-- Instructions for the task --
Extract all lines in the data that contain the word "DONACIONES".

>> Start Record excerpts

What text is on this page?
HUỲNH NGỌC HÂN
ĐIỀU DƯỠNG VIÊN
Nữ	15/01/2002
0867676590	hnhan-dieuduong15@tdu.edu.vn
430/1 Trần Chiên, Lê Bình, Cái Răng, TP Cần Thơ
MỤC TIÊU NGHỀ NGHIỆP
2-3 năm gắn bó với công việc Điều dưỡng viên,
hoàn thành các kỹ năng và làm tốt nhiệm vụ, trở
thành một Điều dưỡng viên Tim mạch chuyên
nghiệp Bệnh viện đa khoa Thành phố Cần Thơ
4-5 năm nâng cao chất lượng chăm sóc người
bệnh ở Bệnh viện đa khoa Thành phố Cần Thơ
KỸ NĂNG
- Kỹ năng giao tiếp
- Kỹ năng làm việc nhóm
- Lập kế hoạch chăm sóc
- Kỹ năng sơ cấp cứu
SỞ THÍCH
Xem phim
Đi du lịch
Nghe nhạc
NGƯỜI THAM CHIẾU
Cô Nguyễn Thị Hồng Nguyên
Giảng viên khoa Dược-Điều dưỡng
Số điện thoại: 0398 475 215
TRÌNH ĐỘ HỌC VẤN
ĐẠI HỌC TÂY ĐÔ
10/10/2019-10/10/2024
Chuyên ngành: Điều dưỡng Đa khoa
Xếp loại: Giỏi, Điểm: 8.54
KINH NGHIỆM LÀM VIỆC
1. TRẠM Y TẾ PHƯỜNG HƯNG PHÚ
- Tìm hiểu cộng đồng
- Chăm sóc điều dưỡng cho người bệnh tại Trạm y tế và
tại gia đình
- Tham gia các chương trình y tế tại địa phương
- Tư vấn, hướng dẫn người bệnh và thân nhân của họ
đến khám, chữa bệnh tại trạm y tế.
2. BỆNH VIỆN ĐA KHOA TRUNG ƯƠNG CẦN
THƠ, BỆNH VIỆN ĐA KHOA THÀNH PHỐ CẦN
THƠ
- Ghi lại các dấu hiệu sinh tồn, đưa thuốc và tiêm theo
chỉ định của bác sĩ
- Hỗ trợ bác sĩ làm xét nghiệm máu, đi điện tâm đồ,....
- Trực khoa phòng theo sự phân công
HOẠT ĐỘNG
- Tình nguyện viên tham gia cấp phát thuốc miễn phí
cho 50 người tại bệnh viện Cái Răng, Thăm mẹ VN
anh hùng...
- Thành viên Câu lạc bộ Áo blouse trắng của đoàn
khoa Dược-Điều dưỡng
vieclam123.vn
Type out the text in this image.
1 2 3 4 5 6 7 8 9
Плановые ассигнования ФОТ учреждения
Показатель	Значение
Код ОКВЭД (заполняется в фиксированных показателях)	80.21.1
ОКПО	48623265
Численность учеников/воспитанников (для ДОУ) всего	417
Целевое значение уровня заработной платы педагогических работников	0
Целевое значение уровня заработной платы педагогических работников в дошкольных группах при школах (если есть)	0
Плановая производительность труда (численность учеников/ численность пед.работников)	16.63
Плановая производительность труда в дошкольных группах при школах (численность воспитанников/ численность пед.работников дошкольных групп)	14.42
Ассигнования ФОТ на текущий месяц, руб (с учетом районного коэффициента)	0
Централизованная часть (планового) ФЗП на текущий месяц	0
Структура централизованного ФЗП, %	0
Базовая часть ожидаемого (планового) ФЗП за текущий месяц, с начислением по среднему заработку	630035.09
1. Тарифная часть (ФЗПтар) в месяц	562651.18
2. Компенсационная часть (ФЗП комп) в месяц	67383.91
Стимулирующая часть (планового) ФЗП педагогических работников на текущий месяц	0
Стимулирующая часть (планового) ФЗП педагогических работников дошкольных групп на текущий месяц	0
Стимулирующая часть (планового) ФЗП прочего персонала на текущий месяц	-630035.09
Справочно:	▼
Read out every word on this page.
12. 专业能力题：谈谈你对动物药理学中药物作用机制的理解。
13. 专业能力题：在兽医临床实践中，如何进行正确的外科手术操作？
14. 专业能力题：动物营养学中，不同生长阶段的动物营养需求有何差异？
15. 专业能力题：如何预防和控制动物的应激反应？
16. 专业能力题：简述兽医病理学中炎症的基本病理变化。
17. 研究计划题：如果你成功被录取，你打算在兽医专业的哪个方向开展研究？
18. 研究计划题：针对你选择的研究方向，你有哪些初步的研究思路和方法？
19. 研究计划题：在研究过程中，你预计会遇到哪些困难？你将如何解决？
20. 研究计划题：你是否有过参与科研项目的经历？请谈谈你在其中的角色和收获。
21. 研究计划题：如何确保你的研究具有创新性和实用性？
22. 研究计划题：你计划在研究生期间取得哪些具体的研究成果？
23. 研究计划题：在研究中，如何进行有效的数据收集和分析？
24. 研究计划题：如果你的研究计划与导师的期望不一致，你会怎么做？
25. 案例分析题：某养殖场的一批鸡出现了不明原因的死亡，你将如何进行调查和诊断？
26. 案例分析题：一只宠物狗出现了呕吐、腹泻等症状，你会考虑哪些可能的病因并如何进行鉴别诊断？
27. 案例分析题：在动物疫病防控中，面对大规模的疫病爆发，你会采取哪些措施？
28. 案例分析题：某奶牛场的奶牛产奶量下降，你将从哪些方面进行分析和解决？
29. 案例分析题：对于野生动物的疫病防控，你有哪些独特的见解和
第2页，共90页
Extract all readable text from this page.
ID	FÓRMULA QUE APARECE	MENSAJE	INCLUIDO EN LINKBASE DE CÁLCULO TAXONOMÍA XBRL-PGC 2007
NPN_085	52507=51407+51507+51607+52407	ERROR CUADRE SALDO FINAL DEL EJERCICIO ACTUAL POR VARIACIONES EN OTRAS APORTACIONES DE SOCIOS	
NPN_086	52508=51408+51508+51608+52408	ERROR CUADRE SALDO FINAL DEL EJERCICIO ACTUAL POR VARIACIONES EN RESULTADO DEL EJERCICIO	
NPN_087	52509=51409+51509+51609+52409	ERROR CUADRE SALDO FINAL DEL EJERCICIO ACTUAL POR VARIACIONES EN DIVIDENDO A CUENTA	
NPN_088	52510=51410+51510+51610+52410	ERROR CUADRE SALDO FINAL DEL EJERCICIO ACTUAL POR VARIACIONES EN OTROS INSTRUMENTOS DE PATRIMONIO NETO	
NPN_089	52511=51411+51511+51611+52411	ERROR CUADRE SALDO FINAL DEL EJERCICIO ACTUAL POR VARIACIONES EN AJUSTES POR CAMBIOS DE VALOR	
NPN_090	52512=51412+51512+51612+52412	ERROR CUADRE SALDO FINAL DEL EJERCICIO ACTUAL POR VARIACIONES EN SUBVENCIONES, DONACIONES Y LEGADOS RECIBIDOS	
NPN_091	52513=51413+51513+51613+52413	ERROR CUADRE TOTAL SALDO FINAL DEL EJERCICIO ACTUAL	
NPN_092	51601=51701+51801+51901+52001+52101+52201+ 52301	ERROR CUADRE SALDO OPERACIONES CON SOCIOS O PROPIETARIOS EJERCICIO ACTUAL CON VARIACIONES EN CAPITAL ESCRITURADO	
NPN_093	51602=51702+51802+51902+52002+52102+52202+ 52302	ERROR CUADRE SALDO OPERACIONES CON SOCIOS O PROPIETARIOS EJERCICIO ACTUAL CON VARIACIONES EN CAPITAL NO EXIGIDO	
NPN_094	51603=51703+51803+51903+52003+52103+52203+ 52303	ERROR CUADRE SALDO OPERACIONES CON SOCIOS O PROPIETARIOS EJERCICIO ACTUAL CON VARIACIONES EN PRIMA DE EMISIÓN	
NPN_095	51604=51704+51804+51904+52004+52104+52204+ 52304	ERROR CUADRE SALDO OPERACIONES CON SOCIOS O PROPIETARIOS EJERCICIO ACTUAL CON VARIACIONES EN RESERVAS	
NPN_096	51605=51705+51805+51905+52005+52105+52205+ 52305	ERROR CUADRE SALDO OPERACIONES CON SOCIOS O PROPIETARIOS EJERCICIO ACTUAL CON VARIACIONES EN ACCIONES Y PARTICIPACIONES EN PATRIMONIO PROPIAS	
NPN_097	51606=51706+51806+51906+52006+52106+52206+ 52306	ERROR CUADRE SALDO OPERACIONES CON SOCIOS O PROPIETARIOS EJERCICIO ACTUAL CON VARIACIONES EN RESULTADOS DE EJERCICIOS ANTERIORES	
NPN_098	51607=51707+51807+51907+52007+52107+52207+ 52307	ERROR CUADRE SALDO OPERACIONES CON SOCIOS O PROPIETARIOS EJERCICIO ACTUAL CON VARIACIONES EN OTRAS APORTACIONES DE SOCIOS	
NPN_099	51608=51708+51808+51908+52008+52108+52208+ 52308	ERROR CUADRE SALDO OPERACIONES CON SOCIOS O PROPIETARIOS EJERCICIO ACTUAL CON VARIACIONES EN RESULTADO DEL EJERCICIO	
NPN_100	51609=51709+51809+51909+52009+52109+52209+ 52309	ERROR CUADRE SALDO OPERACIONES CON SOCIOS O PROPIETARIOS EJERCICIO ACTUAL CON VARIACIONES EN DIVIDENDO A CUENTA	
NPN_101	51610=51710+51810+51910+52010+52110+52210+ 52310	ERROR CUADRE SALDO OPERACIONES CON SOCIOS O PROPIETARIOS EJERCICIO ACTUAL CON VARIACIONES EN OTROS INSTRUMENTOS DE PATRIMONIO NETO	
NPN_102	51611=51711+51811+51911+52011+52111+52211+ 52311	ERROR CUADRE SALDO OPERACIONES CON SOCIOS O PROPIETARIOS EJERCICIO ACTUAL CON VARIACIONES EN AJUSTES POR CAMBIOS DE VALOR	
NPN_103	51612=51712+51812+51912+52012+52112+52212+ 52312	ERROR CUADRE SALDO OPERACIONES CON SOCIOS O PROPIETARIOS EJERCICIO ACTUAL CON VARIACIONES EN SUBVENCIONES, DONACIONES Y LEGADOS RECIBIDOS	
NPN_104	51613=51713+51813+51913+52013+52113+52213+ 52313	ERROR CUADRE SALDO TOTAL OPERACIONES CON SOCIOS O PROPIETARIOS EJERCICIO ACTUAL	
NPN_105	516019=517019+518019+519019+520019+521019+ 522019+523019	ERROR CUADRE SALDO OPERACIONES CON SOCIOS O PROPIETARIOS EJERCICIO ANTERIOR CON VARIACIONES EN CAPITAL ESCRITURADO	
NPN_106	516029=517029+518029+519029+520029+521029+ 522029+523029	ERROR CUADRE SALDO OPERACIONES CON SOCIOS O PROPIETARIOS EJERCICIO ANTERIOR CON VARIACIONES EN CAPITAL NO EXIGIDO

>> End Record excerpts

-- Answer to this task --
NPN_090	52512=51412+51512+51612+52412	ERROR CUADRE SALDO FINAL DEL EJERCICIO ACTUAL POR VARIACIONES EN SUBVENCIONES, DONACIONES Y LEGADOS RECIBIDOS	
NPN_103	51612=51712+51812+51912+52012+52112+52212+ 52312	ERROR CUADRE SALDO OPERACIONES CON SOCIOS O PROPIETARIOS EJERCICIO ACTUAL CON VARIACIONES EN SUBVENCIONES, DONACIONES Y LEGADOS RECIBIDOS	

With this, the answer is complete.